Only the number is needed: how many lines of the records include "Currency"?

--- START OF LISTED RECORDS ---

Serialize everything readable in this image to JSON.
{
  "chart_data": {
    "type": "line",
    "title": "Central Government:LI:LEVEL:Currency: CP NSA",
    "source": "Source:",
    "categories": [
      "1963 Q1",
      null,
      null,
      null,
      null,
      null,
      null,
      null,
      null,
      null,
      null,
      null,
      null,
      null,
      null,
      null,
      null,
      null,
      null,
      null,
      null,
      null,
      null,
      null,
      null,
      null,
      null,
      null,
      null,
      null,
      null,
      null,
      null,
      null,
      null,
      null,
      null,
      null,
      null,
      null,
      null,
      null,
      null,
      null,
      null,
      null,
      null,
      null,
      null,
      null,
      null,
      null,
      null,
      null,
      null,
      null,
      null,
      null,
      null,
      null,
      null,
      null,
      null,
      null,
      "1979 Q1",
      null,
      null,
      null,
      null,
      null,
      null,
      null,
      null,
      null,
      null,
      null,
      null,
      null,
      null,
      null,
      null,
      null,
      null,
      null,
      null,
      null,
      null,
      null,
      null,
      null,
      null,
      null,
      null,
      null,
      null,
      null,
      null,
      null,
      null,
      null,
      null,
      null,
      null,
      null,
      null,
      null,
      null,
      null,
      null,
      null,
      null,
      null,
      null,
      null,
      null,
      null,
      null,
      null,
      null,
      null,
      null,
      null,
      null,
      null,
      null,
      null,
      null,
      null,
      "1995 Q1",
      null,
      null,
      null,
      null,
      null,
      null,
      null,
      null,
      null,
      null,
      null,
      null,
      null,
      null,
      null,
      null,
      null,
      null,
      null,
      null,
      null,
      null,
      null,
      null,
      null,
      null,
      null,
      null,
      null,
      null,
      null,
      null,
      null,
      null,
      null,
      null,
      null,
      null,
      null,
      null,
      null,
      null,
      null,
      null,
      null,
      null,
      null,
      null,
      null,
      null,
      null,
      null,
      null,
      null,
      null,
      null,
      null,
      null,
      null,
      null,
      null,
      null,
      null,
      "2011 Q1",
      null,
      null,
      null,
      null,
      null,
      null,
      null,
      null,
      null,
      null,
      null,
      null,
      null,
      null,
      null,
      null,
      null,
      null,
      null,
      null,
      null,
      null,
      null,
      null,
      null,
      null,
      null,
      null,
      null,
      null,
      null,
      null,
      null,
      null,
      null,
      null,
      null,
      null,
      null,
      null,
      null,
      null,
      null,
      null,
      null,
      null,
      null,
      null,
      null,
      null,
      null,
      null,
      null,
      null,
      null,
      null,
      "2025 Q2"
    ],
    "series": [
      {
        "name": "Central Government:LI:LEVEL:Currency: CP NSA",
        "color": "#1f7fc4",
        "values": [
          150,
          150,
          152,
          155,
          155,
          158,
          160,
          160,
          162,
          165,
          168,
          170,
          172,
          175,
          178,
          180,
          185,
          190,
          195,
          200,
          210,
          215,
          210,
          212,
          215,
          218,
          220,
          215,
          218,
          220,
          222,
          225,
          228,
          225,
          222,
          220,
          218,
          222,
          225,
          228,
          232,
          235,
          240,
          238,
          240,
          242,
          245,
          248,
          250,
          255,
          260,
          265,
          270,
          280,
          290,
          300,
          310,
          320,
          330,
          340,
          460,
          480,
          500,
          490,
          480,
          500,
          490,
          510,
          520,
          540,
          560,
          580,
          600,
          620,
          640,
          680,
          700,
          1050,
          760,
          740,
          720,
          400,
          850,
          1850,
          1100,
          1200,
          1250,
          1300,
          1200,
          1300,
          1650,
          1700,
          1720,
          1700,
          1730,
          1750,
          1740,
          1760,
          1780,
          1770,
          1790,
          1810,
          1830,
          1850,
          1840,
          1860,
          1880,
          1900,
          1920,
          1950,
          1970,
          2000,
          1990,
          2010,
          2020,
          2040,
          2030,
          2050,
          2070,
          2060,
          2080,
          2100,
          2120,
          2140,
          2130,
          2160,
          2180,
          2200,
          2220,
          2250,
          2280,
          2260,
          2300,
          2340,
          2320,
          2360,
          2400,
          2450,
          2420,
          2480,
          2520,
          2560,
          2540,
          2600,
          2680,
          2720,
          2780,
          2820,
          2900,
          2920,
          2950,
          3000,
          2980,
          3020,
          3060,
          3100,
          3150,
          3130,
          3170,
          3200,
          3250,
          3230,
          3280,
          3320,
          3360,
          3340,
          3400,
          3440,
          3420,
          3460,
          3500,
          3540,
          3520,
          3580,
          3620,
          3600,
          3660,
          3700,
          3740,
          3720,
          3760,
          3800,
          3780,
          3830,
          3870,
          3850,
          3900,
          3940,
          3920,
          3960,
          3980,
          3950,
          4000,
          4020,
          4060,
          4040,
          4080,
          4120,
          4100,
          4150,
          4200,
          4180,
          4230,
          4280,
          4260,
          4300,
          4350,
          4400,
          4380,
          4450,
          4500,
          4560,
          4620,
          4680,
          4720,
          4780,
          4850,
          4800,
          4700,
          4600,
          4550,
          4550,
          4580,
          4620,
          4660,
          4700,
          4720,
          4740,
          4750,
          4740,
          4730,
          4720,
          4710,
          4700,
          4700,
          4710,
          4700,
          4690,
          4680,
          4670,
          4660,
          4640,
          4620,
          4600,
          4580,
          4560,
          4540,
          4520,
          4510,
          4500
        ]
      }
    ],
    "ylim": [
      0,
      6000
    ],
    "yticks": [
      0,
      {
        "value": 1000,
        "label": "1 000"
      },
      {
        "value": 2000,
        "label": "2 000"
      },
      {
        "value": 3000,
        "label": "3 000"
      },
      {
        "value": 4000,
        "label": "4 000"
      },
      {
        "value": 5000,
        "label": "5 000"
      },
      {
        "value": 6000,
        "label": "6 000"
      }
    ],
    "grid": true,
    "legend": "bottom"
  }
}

--- END OF LISTED RECORDS ---

§ TASK RESPONSE: 2